## [Dataset items]
· · · ·

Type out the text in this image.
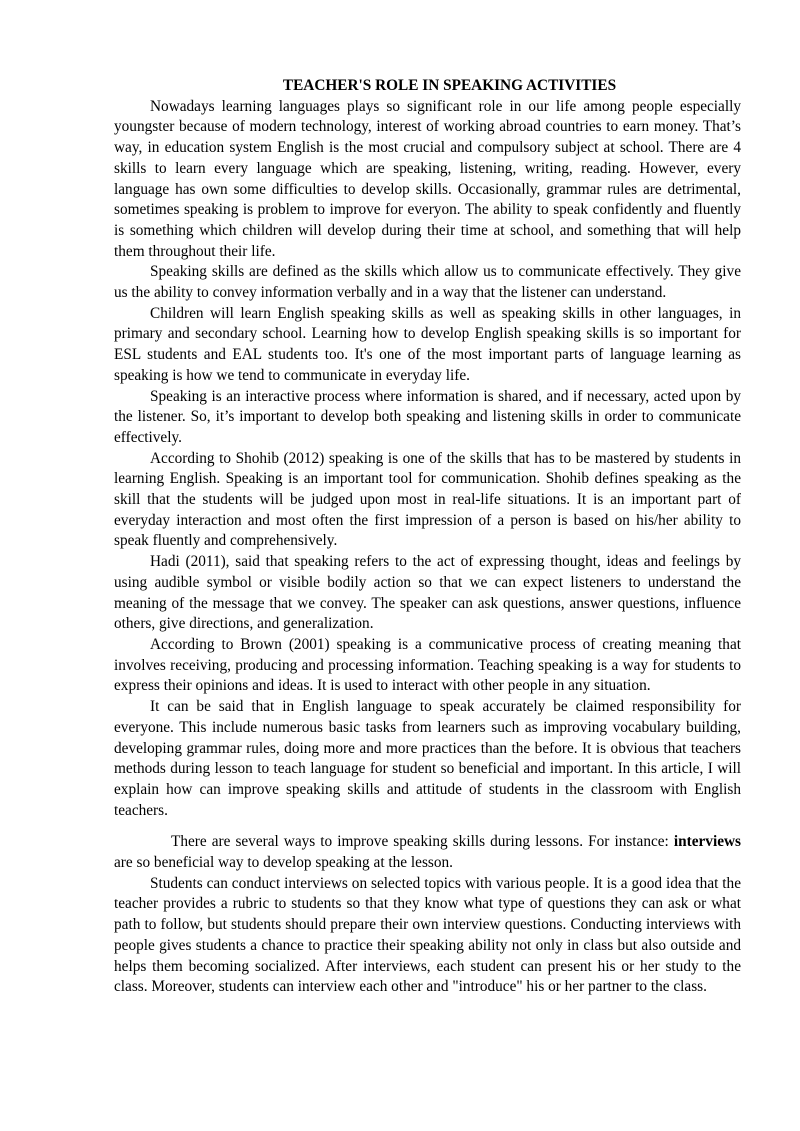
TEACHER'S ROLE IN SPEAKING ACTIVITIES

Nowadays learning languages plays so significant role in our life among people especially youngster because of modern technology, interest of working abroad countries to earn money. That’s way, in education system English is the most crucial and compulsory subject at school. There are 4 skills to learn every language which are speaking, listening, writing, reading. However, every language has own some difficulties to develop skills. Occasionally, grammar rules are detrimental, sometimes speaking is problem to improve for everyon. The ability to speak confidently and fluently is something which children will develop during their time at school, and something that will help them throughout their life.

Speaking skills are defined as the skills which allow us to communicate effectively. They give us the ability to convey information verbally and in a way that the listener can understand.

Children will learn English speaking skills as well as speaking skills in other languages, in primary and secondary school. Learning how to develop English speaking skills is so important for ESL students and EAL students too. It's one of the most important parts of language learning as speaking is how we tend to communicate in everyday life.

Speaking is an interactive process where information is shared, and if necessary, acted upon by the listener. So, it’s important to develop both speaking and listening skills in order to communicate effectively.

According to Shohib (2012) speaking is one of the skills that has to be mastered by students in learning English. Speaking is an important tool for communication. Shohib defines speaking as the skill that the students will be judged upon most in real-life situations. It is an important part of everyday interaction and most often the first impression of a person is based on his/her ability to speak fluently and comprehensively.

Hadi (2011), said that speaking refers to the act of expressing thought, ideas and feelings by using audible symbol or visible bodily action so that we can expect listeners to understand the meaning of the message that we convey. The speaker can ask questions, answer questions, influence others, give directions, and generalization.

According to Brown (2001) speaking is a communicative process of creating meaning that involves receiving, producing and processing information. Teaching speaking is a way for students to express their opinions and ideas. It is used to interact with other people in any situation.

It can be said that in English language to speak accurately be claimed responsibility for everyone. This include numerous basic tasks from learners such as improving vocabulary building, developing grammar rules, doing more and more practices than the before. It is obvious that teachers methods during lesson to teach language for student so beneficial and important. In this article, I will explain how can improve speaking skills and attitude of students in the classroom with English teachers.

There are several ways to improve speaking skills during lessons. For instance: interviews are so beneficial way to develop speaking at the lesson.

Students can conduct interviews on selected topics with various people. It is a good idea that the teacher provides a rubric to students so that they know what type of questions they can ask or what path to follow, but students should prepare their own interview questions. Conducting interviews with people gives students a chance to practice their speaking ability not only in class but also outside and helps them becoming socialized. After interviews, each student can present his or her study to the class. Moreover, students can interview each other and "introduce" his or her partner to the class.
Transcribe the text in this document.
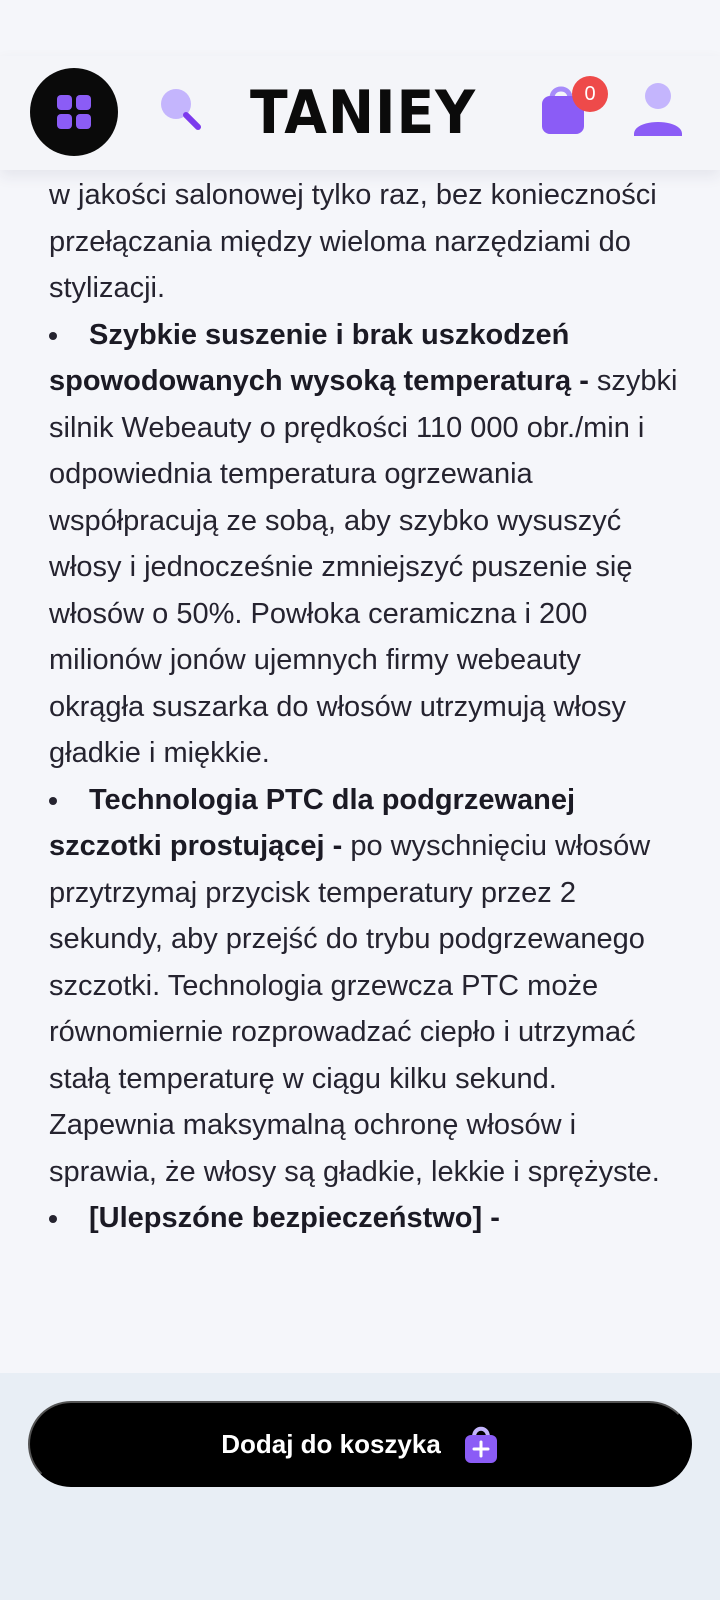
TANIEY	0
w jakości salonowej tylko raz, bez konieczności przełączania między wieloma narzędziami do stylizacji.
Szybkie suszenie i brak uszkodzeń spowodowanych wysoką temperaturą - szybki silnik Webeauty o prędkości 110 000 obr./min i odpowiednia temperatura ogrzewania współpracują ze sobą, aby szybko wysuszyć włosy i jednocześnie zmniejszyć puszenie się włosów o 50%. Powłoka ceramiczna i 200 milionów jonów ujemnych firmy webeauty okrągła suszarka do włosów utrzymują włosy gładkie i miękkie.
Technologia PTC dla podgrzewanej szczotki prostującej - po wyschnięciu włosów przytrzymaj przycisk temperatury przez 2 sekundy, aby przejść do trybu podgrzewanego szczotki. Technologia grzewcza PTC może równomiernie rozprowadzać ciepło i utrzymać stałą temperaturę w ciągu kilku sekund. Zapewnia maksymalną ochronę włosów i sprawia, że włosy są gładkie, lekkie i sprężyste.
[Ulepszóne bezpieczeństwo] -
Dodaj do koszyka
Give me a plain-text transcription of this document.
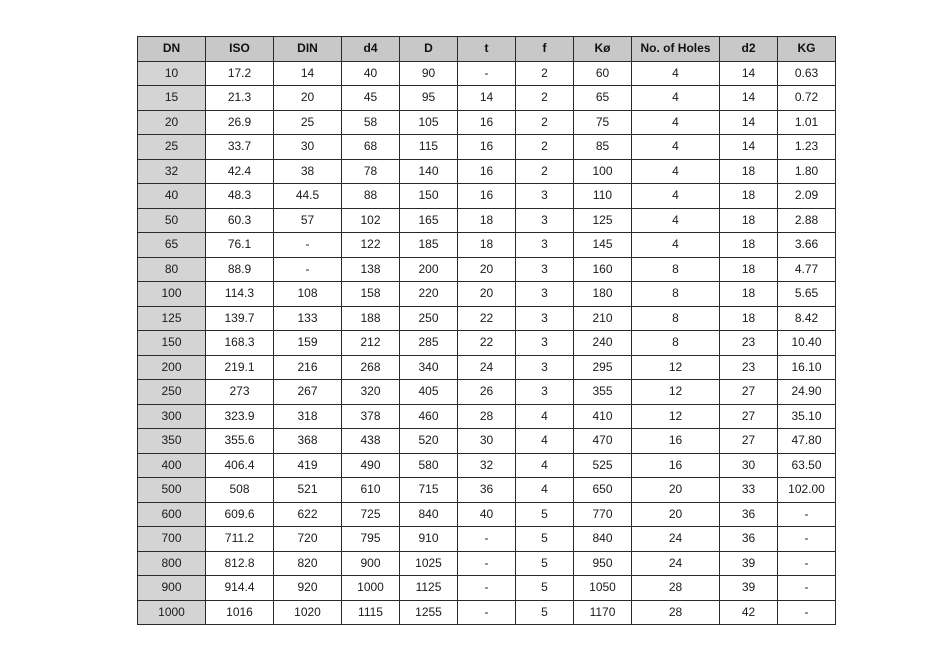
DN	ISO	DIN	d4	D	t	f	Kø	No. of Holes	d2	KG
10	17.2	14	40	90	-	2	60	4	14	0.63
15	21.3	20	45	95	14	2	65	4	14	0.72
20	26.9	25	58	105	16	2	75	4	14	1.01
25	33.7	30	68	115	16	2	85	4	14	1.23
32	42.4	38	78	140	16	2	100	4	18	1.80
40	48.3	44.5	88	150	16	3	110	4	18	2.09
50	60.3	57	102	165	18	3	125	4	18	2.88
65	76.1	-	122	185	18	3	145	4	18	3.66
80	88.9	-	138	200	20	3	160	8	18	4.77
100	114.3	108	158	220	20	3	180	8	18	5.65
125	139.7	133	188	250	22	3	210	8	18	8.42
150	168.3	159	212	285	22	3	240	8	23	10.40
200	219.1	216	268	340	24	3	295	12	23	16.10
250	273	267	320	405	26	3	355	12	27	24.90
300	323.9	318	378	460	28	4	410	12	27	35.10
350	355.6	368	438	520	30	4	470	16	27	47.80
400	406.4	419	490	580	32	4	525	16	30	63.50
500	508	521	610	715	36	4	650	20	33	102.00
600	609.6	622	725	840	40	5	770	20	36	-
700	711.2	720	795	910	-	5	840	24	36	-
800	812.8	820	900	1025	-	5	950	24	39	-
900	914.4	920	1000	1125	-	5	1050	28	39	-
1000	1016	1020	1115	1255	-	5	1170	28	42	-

· · · ·

## [What the exercise asks]
Your task is to copy word for word the lines from the line containing "Give me a plain-text" to the end of the listing, both included, and to drop any pictures.

## [Exercise output]
Give me a plain-text transcription of this document.
DN	ISO	DIN	d4	D	t	f	Kø	No. of Holes	d2	KG
10	17.2	14	40	90	-	2	60	4	14	0.63
15	21.3	20	45	95	14	2	65	4	14	0.72
20	26.9	25	58	105	16	2	75	4	14	1.01
25	33.7	30	68	115	16	2	85	4	14	1.23
32	42.4	38	78	140	16	2	100	4	18	1.80
40	48.3	44.5	88	150	16	3	110	4	18	2.09
50	60.3	57	102	165	18	3	125	4	18	2.88
65	76.1	-	122	185	18	3	145	4	18	3.66
80	88.9	-	138	200	20	3	160	8	18	4.77
100	114.3	108	158	220	20	3	180	8	18	5.65
125	139.7	133	188	250	22	3	210	8	18	8.42
150	168.3	159	212	285	22	3	240	8	23	10.40
200	219.1	216	268	340	24	3	295	12	23	16.10
250	273	267	320	405	26	3	355	12	27	24.90
300	323.9	318	378	460	28	4	410	12	27	35.10
350	355.6	368	438	520	30	4	470	16	27	47.80
400	406.4	419	490	580	32	4	525	16	30	63.50
500	508	521	610	715	36	4	650	20	33	102.00
600	609.6	622	725	840	40	5	770	20	36	-
700	711.2	720	795	910	-	5	840	24	36	-
800	812.8	820	900	1025	-	5	950	24	39	-
900	914.4	920	1000	1125	-	5	1050	28	39	-
1000	1016	1020	1115	1255	-	5	1170	28	42	-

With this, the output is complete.